» RECORDS FOR THIS TASK
******
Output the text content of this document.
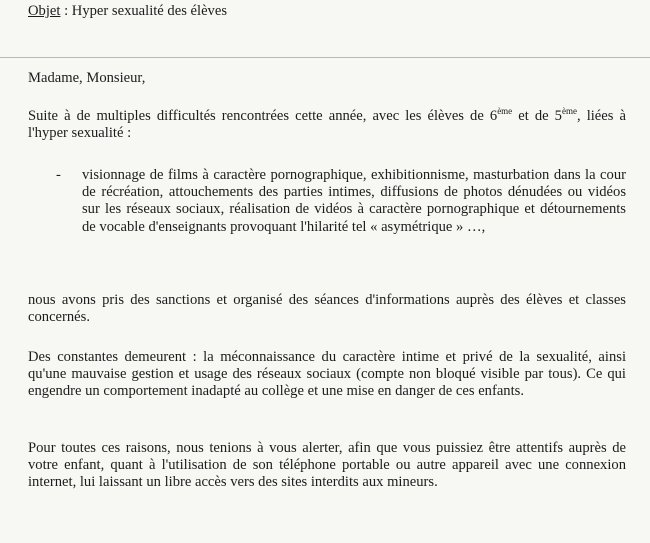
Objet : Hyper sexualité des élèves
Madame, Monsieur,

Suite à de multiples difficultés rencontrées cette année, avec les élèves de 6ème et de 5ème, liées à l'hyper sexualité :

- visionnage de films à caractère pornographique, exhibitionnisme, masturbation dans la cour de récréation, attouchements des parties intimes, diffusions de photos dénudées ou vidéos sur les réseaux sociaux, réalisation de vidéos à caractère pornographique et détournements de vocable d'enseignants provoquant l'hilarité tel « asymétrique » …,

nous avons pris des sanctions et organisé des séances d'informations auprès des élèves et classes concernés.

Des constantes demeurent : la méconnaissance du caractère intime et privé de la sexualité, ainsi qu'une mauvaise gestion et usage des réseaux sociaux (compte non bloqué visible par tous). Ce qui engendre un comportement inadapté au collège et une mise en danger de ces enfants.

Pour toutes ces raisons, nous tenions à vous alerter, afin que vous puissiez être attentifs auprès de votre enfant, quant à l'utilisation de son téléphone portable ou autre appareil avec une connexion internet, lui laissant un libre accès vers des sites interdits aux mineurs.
******
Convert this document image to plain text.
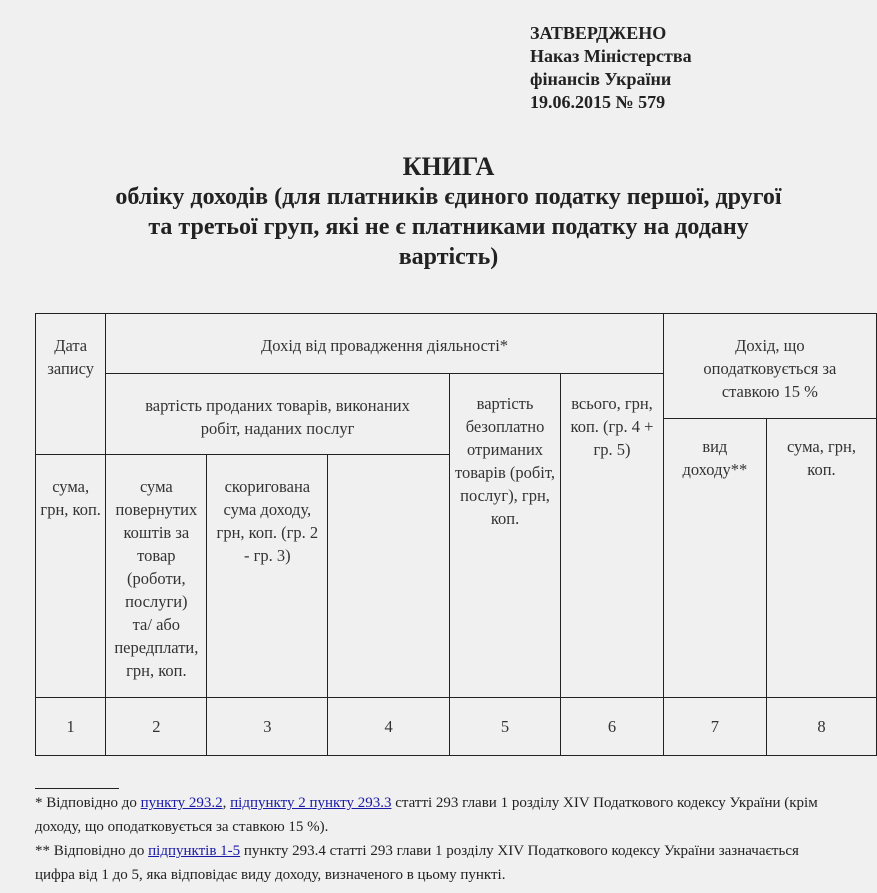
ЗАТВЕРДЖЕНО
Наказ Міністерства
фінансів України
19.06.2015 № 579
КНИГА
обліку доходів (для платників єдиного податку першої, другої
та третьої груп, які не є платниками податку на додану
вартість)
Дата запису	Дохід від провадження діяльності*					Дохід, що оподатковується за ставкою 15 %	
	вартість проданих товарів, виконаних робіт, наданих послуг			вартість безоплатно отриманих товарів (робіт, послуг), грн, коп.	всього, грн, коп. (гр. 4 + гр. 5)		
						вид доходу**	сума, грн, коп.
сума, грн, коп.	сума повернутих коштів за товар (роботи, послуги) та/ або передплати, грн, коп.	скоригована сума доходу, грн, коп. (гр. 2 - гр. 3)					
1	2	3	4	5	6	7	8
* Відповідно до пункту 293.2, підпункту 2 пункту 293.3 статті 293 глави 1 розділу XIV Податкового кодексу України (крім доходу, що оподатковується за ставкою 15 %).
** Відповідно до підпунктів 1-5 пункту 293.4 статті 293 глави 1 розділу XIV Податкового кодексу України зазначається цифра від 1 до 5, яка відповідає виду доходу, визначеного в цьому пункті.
******
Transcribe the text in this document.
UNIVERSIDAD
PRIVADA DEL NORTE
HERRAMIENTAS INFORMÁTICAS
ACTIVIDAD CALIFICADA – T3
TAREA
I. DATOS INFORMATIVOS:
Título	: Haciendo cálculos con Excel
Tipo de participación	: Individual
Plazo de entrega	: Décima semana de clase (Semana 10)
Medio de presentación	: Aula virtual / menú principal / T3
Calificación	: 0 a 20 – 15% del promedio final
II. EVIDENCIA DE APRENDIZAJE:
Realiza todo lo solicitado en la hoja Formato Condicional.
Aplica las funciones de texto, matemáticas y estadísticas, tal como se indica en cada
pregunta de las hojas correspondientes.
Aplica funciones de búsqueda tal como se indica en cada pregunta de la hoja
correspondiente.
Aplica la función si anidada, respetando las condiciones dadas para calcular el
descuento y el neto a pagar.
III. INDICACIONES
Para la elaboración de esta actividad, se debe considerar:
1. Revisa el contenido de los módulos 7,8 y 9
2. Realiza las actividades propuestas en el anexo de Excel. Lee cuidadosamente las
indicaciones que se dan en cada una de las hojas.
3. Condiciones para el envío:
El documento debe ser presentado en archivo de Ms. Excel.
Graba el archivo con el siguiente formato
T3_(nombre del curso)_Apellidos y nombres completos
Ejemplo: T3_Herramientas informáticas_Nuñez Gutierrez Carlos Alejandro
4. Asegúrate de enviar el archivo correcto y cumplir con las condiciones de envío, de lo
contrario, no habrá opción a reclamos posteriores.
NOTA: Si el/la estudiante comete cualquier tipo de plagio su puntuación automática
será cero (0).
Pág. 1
******
» EXERCISE REQUIREMENTS
Reply with the number of lines in the preceding entries that contain "сума", and no other words.

» SOLUTION BELOW
2